WRITTEN TASK: Find the lines holding the string "позбавлення" in the data, then copy all of them.

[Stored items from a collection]

▶

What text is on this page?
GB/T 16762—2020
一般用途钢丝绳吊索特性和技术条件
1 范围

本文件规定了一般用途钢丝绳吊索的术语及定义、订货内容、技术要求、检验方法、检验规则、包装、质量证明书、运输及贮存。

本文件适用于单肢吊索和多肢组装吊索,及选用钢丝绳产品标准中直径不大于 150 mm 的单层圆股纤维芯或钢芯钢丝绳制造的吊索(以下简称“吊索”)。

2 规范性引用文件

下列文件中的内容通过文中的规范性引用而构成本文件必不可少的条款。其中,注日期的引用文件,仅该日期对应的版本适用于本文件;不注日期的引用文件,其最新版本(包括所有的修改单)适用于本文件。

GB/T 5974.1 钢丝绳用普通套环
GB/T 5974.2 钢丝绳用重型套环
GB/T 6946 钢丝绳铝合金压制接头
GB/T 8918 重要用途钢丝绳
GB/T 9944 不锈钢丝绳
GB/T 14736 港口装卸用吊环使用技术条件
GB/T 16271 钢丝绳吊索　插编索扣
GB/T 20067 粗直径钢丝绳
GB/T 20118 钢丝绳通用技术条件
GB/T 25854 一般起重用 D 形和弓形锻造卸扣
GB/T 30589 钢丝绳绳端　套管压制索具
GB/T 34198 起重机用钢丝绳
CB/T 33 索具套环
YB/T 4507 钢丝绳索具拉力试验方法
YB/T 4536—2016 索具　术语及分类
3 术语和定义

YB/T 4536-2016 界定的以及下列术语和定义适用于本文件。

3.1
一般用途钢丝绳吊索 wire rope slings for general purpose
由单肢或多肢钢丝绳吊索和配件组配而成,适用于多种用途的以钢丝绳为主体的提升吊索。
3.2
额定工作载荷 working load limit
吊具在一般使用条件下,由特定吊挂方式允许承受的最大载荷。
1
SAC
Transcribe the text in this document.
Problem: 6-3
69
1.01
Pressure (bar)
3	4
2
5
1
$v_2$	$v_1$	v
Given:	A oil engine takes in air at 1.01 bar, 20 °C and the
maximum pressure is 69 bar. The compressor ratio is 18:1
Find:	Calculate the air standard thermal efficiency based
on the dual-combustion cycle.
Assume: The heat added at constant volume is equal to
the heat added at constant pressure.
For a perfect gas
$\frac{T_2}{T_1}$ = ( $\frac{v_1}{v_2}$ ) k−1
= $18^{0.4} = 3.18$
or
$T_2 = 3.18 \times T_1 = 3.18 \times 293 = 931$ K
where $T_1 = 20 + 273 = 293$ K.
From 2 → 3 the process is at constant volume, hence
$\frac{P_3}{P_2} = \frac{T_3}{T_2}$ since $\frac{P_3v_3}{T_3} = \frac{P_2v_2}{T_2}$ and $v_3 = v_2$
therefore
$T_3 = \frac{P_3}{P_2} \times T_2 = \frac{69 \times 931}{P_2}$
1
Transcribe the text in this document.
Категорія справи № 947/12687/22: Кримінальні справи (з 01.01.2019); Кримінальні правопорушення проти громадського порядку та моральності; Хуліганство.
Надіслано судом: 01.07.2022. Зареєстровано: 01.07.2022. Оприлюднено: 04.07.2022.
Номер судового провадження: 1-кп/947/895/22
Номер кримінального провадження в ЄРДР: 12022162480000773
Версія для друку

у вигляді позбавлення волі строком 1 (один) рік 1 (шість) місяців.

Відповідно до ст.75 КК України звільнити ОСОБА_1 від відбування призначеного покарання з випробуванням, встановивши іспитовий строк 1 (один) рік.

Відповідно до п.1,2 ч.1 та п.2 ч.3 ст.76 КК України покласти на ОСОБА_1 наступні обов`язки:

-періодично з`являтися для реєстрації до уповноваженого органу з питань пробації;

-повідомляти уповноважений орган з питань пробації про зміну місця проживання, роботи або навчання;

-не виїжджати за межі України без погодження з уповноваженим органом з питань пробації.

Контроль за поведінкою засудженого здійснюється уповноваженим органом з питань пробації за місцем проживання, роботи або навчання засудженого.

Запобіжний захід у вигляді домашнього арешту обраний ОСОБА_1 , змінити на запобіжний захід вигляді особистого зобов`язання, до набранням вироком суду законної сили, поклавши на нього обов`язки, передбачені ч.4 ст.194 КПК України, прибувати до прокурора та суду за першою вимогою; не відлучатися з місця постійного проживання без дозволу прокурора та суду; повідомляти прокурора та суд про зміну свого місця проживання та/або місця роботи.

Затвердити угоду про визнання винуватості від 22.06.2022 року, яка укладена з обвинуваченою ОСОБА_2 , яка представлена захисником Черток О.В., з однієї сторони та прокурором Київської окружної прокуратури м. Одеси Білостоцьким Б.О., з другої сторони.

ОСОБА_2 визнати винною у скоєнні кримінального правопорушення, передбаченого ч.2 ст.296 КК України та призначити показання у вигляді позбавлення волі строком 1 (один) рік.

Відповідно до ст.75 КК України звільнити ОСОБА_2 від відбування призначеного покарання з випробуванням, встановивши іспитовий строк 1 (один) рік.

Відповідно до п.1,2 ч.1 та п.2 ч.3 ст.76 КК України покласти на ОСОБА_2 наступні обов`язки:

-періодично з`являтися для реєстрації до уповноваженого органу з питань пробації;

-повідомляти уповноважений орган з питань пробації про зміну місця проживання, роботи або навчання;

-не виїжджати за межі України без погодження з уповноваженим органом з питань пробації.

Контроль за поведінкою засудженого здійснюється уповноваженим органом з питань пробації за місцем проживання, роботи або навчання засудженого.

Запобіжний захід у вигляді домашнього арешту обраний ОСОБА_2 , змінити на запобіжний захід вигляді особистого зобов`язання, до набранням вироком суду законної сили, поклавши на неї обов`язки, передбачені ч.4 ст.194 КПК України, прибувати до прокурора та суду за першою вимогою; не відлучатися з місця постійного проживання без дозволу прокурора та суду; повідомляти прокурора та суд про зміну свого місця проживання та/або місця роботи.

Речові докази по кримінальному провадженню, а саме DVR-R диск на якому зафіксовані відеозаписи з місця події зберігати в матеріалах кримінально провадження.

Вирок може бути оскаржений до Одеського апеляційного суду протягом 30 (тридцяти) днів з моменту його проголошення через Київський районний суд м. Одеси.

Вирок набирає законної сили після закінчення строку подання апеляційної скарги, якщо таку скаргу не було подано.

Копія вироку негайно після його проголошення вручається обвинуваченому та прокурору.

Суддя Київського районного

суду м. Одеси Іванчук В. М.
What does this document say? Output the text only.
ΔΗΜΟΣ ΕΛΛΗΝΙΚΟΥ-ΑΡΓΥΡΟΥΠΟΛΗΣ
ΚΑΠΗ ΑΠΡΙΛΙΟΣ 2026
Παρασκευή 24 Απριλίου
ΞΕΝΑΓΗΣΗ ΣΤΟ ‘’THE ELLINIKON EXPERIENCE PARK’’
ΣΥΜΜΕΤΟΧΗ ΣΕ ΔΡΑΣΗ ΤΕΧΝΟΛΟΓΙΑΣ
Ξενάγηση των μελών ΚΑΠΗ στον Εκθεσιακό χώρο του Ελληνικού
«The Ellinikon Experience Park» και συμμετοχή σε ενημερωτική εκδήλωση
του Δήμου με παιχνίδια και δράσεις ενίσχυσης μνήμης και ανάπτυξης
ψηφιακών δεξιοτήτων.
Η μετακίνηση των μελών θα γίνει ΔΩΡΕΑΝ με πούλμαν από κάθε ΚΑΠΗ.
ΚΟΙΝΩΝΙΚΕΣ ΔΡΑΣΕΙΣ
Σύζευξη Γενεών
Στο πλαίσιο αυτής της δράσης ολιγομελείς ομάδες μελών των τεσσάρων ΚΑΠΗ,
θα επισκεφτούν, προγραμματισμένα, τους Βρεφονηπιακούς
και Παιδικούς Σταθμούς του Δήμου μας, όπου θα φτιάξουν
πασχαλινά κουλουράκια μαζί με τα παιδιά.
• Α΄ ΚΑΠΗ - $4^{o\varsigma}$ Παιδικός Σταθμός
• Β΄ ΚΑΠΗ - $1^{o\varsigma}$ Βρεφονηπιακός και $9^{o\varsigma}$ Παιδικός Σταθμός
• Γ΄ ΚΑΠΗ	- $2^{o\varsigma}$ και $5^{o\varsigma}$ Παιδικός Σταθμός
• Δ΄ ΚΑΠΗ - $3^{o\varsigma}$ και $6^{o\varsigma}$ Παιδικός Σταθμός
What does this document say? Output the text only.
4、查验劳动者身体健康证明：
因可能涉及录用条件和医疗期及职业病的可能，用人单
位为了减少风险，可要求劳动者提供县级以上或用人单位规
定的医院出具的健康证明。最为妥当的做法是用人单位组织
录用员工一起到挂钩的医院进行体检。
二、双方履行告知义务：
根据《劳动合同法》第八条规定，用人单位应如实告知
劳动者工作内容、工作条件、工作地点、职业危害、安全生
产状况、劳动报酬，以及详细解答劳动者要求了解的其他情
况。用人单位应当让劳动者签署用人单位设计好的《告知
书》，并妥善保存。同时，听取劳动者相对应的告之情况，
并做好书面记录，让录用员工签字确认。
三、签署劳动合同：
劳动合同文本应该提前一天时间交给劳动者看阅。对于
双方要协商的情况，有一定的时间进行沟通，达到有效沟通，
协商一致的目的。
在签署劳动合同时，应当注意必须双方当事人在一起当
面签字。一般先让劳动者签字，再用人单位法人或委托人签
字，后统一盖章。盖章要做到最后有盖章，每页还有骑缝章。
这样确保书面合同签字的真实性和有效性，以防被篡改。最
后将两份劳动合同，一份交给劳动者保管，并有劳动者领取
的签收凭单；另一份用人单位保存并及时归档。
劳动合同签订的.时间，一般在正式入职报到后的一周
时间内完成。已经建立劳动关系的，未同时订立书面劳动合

◀

OUTPUT FOR THIS EXERCISE:
у вигляді позбавлення волі строком 1 (один) рік 1 (шість) місяців.
ОСОБА_2 визнати винною у скоєнні кримінального правопорушення, передбаченого ч.2 ст.296 КК України та призначити показання у вигляді позбавлення волі строком 1 (один) рік.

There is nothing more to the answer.